- **Written exercise**
Leave out the pictures and repeat the data exactly.

Lines of data:
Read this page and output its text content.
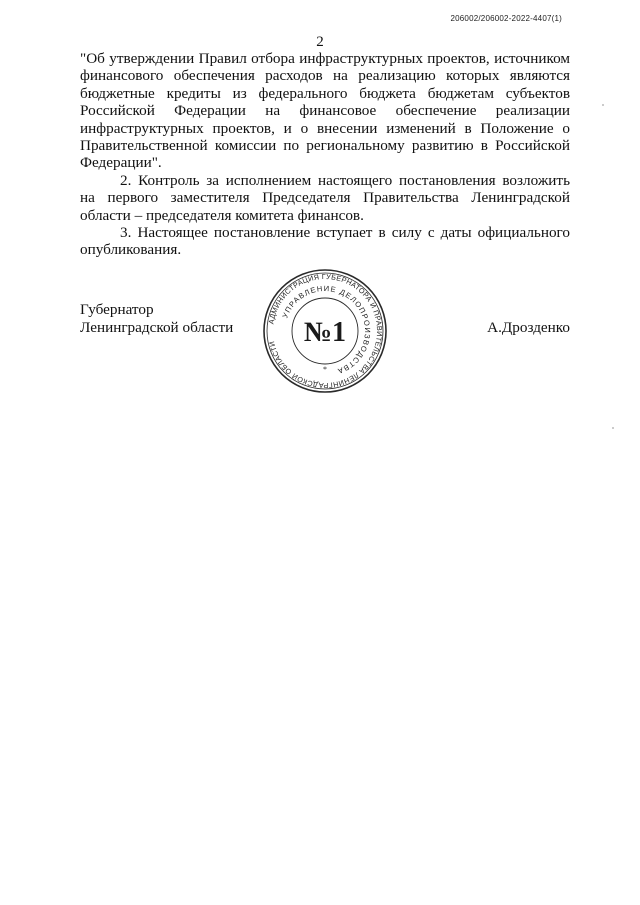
206002/206002-2022-4407(1)
2

"Об утверждении Правил отбора инфраструктурных проектов, источником финансового обеспечения расходов на реализацию которых являются бюджетные кредиты из федерального бюджета бюджетам субъектов Российской Федерации на финансовое обеспечение реализации инфраструктурных проектов, и о внесении изменений в Положение о Правительственной комиссии по региональному развитию в Российской Федерации".

2. Контроль за исполнением настоящего постановления возложить на первого заместителя Председателя Правительства Ленинградской области – председателя комитета финансов.

3. Настоящее постановление вступает в силу с даты официального опубликования.

Губернатор
Ленинградской области	А.Дрозденко
АДМИНИСТРАЦИЯ ГУБЕРНАТОРА И ПРАВИТЕЛЬСТВА ЛЕНИНГРАДСКОЙ ОБЛАСТИ
УПРАВЛЕНИЕ ДЕЛОПРОИЗВОДСТВА
№1
*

- **Answer to the problem**
Read this page and output its text content.
206002/206002-2022-4407(1)
2

"Об утверждении Правил отбора инфраструктурных проектов, источником финансового обеспечения расходов на реализацию которых являются бюджетные кредиты из федерального бюджета бюджетам субъектов Российской Федерации на финансовое обеспечение реализации инфраструктурных проектов, и о внесении изменений в Положение о Правительственной комиссии по региональному развитию в Российской Федерации".

2. Контроль за исполнением настоящего постановления возложить на первого заместителя Председателя Правительства Ленинградской области – председателя комитета финансов.

3. Настоящее постановление вступает в силу с даты официального опубликования.

Губернатор
Ленинградской области	А.Дрозденко
АДМИНИСТРАЦИЯ ГУБЕРНАТОРА И ПРАВИТЕЛЬСТВА ЛЕНИНГРАДСКОЙ ОБЛАСТИ
УПРАВЛЕНИЕ ДЕЛОПРОИЗВОДСТВА
№1
*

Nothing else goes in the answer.